Stored dataset items
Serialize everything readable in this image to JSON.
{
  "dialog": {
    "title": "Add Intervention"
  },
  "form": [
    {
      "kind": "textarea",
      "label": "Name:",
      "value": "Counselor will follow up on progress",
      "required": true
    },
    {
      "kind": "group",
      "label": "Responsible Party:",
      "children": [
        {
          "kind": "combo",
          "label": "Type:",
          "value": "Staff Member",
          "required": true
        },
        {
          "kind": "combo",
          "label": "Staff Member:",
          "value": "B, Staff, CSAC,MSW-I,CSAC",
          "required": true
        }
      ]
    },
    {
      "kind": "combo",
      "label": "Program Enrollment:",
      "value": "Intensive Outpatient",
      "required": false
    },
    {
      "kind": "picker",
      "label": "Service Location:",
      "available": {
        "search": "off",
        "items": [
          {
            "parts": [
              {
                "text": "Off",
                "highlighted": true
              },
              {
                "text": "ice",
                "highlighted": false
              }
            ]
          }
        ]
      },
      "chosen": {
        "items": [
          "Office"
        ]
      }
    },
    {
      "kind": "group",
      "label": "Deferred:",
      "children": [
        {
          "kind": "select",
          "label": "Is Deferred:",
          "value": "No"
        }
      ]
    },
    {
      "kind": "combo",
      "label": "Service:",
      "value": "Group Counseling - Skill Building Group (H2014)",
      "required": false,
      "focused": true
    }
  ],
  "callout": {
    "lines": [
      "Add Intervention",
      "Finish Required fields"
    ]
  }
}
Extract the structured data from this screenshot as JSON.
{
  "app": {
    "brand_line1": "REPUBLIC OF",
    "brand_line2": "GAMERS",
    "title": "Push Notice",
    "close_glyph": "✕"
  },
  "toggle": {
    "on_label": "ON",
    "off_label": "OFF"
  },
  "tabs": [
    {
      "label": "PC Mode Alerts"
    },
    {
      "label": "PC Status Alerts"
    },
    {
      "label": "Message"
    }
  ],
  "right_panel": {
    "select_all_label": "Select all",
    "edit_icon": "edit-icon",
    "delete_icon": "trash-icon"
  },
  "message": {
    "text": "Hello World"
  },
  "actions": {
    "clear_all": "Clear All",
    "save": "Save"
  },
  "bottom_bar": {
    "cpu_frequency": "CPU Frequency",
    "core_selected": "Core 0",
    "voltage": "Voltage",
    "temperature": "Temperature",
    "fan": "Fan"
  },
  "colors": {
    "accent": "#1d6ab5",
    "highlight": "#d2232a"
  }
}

» **Task requirements**: Tally up how many lines in the preceding listing contain the word "Service". Give nothing but the number.

» **Finished exercise**: 2